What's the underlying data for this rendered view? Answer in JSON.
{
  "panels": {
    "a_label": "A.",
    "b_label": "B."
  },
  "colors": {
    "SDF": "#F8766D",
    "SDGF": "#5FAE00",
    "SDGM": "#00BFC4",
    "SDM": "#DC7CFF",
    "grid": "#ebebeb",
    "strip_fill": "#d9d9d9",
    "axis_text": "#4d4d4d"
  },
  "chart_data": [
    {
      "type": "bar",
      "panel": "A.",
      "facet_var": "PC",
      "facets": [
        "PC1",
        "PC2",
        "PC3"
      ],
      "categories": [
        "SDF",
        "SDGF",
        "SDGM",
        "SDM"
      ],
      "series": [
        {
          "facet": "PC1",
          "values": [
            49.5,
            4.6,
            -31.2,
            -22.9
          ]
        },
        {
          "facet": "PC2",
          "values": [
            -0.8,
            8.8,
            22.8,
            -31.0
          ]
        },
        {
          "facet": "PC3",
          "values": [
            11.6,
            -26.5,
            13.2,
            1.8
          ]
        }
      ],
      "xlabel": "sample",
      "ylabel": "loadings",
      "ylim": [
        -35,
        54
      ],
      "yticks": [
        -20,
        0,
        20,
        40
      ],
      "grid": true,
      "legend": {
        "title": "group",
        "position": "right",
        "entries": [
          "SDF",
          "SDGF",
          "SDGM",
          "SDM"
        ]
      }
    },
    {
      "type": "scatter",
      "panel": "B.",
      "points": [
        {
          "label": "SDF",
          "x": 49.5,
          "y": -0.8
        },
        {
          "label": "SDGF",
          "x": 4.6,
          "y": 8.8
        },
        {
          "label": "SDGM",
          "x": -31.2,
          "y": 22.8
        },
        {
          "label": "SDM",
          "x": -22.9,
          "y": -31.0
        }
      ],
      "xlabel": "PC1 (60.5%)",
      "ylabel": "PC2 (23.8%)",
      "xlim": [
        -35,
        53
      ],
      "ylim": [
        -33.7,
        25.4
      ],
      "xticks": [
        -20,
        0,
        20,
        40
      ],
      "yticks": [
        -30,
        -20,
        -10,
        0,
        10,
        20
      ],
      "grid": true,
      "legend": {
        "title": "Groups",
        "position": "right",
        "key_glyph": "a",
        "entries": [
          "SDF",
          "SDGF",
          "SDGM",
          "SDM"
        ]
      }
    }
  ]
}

════════════════

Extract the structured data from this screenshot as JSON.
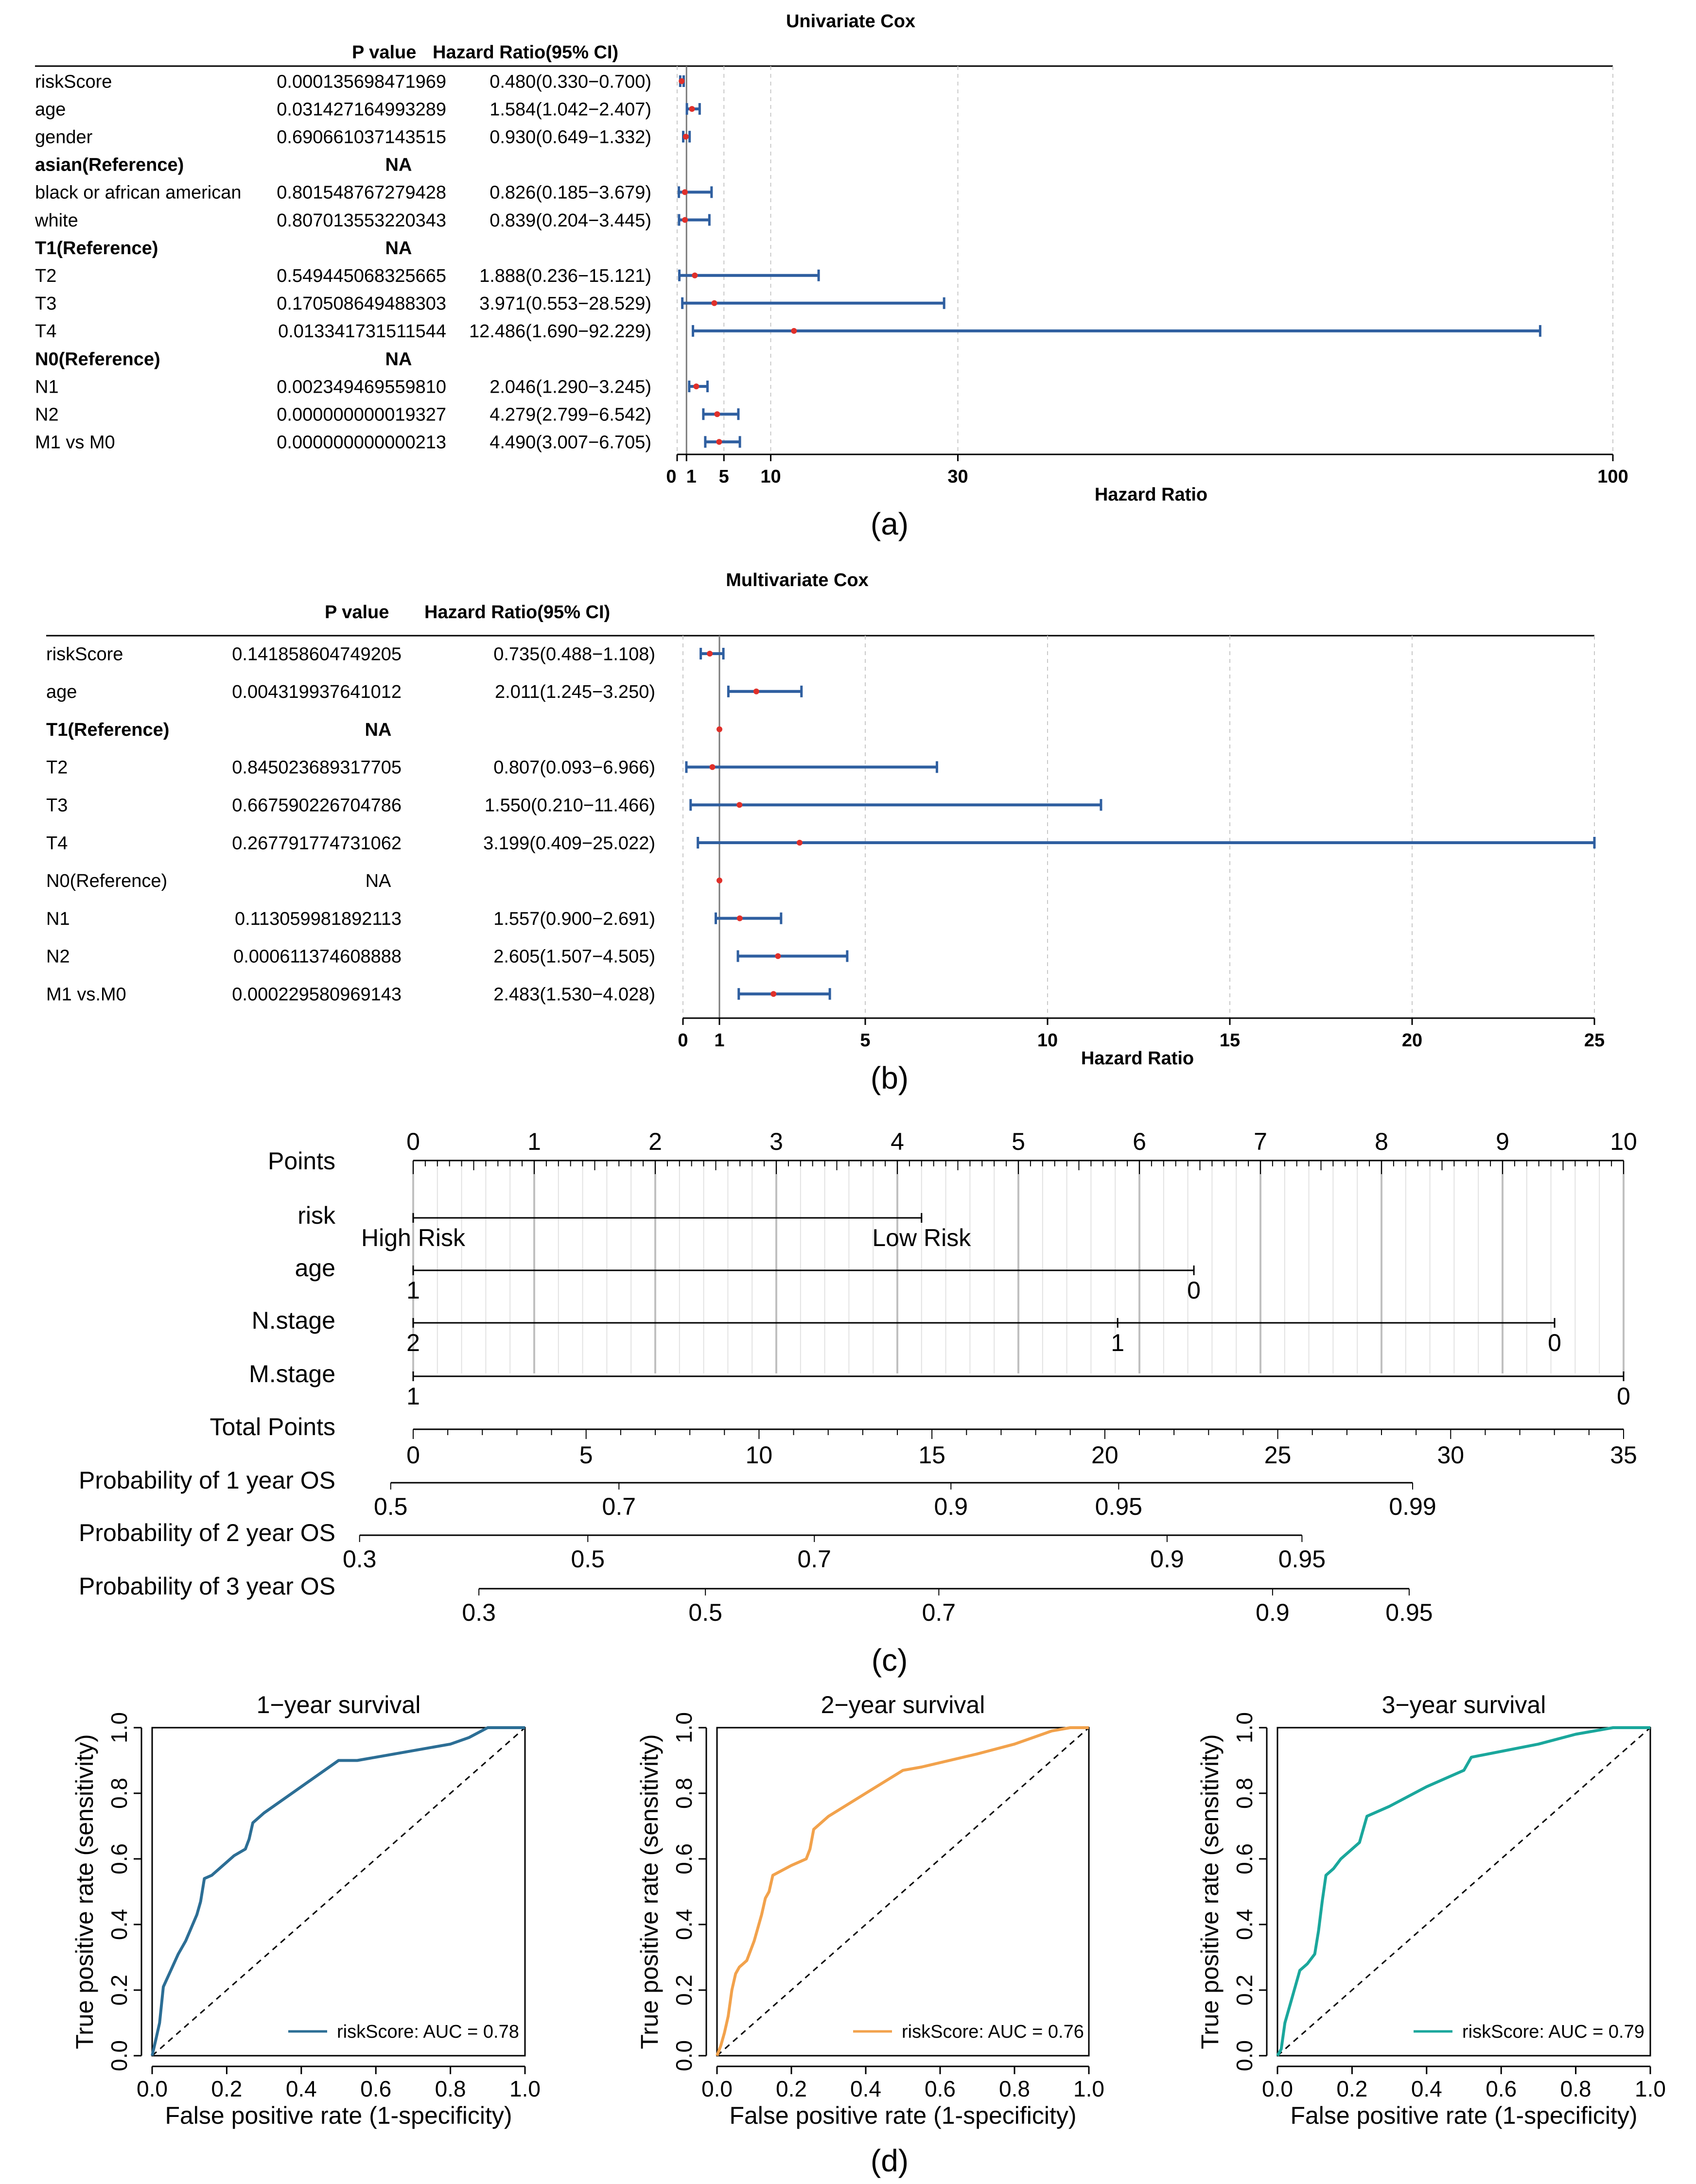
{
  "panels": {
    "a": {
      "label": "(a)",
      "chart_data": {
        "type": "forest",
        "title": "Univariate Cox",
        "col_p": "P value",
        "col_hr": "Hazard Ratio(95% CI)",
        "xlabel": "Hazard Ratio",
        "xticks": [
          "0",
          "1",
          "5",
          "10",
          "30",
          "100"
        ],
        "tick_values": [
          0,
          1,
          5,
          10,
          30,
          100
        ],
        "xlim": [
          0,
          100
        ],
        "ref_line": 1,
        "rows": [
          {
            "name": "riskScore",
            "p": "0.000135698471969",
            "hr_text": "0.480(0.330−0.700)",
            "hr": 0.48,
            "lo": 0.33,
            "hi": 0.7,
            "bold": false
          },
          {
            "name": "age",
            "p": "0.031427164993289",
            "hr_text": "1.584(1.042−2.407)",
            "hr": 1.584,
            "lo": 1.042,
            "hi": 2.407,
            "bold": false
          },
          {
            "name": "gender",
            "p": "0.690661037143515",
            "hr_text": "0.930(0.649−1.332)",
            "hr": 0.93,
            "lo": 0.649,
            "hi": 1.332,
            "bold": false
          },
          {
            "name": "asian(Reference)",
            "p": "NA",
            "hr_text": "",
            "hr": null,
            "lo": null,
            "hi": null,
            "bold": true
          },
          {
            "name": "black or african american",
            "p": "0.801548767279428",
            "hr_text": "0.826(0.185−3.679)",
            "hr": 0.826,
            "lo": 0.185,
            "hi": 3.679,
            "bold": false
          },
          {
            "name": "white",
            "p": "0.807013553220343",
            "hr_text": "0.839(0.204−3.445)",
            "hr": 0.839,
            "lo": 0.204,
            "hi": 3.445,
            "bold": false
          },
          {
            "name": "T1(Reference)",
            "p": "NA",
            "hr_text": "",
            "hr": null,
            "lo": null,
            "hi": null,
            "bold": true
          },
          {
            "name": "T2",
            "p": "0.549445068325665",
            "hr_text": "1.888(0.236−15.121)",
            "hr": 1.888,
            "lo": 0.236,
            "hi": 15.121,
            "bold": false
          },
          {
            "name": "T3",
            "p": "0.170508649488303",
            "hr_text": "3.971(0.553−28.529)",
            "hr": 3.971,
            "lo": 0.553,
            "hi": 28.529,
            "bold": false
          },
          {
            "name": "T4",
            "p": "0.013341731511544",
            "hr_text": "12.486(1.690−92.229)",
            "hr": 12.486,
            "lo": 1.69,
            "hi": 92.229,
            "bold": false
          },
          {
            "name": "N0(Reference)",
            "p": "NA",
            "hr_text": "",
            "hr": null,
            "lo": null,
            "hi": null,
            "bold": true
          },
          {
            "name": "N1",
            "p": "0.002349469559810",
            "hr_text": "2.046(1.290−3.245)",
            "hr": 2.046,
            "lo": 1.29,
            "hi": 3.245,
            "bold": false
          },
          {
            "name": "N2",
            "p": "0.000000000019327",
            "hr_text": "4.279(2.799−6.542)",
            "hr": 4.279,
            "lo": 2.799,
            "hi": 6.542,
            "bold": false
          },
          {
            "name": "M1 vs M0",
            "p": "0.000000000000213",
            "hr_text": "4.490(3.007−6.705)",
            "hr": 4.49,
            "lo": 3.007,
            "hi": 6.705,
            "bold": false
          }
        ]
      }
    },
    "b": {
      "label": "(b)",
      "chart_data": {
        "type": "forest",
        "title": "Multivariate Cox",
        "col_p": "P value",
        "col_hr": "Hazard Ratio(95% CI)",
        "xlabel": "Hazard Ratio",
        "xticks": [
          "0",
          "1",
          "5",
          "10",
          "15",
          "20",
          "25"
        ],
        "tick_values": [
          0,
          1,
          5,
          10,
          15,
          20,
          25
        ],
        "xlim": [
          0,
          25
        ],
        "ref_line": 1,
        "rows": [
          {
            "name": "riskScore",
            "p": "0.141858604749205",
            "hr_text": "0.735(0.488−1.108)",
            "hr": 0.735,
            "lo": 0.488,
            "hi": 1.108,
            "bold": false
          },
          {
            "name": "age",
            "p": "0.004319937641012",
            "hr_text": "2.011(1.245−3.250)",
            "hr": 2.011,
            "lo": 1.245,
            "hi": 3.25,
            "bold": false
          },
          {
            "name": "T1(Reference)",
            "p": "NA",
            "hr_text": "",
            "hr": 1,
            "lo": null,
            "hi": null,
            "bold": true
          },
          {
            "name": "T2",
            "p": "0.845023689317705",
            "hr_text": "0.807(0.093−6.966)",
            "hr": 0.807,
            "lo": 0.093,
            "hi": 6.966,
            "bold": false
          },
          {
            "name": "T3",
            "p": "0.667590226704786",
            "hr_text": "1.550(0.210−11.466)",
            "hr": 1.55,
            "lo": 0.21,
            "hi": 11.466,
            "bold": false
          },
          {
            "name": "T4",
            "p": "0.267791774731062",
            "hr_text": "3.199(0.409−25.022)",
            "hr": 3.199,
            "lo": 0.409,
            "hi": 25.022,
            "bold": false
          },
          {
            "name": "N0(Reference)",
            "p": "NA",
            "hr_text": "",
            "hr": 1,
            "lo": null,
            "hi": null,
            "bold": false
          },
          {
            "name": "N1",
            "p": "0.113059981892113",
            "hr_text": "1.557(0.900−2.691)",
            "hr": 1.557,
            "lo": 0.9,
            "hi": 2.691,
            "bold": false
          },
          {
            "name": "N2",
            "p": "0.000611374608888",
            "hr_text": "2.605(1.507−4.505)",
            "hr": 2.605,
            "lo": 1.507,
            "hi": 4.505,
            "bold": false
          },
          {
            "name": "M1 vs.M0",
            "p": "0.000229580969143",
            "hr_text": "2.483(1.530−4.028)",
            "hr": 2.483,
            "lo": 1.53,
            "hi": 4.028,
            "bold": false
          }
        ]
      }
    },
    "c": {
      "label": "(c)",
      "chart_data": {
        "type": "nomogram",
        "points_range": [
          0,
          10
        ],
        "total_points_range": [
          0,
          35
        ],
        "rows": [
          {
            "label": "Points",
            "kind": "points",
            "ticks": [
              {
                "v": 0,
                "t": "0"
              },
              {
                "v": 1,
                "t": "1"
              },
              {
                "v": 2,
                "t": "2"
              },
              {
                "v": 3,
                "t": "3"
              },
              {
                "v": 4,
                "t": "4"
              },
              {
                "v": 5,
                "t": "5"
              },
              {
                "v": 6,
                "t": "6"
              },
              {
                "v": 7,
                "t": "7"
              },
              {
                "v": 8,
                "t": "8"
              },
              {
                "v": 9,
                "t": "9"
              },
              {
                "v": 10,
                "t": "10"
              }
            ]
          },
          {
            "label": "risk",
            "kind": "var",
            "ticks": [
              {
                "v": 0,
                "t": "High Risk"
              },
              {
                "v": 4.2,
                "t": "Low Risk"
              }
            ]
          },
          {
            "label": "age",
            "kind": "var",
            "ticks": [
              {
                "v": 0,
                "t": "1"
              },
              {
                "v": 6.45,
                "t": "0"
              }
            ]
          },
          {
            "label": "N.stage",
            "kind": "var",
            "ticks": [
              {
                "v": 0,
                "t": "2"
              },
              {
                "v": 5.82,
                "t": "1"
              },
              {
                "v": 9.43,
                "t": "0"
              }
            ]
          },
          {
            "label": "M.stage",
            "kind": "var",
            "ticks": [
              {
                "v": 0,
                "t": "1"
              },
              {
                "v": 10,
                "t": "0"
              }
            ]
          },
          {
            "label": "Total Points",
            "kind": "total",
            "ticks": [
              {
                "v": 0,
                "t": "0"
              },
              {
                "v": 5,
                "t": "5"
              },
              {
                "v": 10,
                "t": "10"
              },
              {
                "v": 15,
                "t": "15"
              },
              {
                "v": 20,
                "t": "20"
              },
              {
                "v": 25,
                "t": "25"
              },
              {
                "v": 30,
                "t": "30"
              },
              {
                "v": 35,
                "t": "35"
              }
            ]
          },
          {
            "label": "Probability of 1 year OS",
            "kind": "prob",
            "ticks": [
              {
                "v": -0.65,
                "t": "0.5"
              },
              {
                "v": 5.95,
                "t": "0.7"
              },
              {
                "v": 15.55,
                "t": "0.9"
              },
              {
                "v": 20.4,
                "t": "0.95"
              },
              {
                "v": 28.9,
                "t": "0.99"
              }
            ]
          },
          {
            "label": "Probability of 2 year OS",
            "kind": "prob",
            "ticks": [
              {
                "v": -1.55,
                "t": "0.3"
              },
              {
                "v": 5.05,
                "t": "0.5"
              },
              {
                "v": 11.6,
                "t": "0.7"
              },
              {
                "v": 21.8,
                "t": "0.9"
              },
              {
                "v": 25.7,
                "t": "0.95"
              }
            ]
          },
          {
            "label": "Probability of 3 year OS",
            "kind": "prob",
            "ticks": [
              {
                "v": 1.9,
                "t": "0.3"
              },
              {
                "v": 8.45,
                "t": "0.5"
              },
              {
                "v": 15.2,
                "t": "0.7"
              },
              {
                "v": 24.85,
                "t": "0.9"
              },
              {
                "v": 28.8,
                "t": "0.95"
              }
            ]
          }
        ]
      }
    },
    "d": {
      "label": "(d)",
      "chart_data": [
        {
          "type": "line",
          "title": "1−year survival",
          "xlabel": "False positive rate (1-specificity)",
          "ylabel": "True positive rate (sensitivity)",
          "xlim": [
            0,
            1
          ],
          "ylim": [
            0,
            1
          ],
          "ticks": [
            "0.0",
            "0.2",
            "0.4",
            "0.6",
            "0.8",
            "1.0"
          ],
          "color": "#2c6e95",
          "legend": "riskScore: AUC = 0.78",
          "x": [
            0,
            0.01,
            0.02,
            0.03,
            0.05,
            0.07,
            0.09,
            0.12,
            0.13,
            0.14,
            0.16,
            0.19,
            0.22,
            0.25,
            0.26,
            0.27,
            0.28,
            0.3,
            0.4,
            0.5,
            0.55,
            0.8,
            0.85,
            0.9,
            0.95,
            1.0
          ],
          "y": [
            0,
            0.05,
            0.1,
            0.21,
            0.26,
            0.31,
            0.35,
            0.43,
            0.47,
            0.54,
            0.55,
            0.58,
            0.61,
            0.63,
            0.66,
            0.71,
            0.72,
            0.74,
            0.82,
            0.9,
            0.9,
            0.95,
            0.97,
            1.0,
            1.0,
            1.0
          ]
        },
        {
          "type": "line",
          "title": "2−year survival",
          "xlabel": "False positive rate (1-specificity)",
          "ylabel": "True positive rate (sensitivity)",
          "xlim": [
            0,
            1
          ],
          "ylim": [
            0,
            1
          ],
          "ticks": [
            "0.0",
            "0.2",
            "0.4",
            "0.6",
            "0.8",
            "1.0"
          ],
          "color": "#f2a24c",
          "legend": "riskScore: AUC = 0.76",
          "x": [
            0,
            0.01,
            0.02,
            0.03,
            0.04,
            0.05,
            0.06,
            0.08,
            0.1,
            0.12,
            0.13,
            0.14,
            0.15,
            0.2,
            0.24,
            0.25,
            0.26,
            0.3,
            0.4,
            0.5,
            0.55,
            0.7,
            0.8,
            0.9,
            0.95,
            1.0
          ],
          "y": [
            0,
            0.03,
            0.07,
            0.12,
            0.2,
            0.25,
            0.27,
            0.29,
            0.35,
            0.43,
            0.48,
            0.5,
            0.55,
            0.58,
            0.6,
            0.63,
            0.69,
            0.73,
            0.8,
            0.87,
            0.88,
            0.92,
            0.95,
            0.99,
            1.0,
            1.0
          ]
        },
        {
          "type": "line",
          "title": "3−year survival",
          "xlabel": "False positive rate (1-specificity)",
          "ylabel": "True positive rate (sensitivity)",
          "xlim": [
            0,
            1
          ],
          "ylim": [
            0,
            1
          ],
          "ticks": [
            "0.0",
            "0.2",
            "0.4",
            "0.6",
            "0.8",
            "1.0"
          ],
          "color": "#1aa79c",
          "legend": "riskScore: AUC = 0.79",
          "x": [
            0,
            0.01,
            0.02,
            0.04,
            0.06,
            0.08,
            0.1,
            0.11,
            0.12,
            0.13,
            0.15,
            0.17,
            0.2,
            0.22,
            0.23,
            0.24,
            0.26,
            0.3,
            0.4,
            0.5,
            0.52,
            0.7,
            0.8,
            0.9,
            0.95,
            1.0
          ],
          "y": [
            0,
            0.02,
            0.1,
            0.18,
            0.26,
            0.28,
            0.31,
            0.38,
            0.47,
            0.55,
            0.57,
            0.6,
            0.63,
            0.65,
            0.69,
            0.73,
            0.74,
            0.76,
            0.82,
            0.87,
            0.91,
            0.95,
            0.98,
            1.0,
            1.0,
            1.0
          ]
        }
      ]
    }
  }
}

════════════════

SHORT TASK: Copy every line of the records above that holds the word "riskScore".

ANSWER TO THIS TASK:
            "name": "riskScore",
            "name": "riskScore",
          "legend": "riskScore: AUC = 0.78",
          "legend": "riskScore: AUC = 0.76",
          "legend": "riskScore: AUC = 0.79",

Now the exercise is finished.